▶ AIM OF THE EXERCISE: Go through the listing below and gather every line with the word "mentales".

▶ TASK INPUT:
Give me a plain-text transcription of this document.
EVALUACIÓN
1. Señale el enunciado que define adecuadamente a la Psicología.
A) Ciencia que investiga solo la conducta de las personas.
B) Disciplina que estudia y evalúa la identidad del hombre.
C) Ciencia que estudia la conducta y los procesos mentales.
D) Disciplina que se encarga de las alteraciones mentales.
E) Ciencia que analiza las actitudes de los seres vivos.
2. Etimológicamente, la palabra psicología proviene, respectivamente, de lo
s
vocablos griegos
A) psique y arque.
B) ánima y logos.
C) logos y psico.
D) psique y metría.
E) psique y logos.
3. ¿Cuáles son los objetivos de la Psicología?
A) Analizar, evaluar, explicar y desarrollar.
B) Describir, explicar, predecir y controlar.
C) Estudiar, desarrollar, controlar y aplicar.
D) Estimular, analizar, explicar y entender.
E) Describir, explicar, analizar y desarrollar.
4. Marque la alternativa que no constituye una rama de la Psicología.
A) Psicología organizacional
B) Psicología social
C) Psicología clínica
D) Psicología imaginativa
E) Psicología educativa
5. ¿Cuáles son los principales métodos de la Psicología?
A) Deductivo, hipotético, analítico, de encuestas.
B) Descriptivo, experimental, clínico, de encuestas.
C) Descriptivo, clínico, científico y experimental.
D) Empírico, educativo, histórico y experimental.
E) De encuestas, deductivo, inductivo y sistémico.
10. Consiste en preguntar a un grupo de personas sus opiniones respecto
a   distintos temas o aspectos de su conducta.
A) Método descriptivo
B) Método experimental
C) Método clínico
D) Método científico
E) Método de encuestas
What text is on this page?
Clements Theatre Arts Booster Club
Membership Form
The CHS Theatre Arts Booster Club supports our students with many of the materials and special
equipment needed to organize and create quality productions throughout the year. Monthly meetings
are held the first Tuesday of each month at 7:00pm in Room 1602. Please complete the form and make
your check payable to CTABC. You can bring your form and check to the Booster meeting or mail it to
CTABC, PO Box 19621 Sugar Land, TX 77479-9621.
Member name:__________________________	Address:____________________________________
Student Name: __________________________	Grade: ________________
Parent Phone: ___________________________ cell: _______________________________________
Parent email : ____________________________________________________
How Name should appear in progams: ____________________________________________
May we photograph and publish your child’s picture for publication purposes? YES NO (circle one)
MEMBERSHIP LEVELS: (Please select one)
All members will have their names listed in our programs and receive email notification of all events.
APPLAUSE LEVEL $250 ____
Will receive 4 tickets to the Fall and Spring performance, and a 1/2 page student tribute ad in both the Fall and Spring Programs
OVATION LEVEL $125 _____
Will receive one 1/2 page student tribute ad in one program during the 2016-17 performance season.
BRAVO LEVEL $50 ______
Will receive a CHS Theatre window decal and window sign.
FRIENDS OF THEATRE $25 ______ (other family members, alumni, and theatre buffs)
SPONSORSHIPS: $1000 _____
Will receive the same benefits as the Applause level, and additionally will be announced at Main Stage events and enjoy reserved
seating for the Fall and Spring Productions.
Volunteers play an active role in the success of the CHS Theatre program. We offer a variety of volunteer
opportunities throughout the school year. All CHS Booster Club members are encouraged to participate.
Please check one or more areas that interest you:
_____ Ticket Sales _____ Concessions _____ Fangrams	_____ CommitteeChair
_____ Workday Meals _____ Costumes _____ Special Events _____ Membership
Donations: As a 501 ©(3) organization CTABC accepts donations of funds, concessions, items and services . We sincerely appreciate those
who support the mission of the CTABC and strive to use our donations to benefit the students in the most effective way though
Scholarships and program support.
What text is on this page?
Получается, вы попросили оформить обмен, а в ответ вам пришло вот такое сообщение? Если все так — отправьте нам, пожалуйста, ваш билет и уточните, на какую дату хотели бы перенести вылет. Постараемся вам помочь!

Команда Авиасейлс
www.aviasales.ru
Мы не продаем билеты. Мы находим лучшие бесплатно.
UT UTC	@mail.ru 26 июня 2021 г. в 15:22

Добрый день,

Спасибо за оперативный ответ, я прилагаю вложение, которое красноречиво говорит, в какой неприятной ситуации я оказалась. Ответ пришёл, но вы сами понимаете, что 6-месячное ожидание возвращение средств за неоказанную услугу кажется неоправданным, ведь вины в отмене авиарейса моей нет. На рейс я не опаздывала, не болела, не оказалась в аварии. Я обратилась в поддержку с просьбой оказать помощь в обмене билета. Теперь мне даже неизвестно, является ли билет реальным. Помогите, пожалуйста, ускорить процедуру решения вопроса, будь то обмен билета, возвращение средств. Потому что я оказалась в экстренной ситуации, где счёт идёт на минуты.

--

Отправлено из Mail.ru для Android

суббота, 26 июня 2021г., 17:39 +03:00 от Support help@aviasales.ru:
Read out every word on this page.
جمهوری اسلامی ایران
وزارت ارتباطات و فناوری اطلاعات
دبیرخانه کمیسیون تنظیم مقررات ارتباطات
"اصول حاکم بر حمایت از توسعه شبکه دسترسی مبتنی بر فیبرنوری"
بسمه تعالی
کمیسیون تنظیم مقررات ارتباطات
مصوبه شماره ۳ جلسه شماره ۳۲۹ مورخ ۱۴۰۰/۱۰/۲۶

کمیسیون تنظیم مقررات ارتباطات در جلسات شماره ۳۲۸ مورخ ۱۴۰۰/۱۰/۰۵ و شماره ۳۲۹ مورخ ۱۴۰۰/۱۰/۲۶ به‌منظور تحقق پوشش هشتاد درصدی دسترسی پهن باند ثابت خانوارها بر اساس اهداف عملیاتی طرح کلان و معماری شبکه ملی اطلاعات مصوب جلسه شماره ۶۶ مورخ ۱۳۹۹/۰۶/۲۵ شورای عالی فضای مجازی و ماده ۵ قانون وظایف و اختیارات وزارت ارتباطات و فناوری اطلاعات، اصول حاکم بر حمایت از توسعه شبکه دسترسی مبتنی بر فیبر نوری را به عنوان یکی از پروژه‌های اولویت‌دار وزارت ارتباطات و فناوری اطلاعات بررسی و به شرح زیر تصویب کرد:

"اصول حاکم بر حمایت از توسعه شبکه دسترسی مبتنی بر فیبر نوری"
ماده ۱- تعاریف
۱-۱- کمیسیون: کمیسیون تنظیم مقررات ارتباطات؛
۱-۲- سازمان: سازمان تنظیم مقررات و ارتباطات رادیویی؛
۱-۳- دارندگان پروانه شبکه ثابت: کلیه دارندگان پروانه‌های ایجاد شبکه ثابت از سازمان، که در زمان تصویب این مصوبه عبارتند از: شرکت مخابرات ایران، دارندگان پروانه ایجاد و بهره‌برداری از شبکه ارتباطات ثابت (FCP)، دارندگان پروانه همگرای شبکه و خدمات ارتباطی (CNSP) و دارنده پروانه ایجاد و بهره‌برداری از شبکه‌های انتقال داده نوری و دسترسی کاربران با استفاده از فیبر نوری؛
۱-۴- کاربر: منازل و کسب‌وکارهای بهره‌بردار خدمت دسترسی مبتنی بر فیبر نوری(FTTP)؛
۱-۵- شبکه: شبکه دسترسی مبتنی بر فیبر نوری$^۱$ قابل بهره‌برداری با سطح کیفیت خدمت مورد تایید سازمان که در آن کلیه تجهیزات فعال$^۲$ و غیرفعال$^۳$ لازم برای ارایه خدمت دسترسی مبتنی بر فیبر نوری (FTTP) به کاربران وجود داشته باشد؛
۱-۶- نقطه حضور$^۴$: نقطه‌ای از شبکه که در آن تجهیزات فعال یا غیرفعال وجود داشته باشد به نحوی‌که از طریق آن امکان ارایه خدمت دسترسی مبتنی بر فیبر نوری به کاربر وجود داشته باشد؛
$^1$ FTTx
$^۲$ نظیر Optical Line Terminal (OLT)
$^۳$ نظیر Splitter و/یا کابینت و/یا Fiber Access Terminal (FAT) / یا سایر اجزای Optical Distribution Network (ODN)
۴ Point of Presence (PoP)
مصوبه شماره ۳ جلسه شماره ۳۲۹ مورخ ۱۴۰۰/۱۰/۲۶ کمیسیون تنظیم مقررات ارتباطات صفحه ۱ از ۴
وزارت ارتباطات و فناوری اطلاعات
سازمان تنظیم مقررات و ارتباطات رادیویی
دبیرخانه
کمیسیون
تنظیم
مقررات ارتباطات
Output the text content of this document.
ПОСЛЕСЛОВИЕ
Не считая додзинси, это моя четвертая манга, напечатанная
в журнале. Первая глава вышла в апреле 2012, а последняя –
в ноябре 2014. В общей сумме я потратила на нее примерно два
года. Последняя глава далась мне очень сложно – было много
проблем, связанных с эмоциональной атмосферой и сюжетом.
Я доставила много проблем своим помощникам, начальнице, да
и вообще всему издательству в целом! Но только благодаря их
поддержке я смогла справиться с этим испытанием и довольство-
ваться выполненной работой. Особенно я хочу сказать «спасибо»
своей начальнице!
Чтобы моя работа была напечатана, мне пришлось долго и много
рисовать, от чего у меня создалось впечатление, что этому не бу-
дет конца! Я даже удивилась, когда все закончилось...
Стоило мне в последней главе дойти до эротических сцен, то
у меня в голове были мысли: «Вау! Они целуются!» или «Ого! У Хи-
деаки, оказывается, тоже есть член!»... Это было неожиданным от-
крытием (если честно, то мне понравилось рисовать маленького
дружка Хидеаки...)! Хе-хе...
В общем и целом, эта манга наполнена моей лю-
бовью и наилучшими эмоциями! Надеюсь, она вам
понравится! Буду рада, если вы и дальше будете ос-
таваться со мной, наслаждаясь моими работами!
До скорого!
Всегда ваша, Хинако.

▶ CORRECT RESPONSE:
C) Ciencia que estudia la conducta y los procesos mentales.
D) Disciplina que se encarga de las alteraciones mentales.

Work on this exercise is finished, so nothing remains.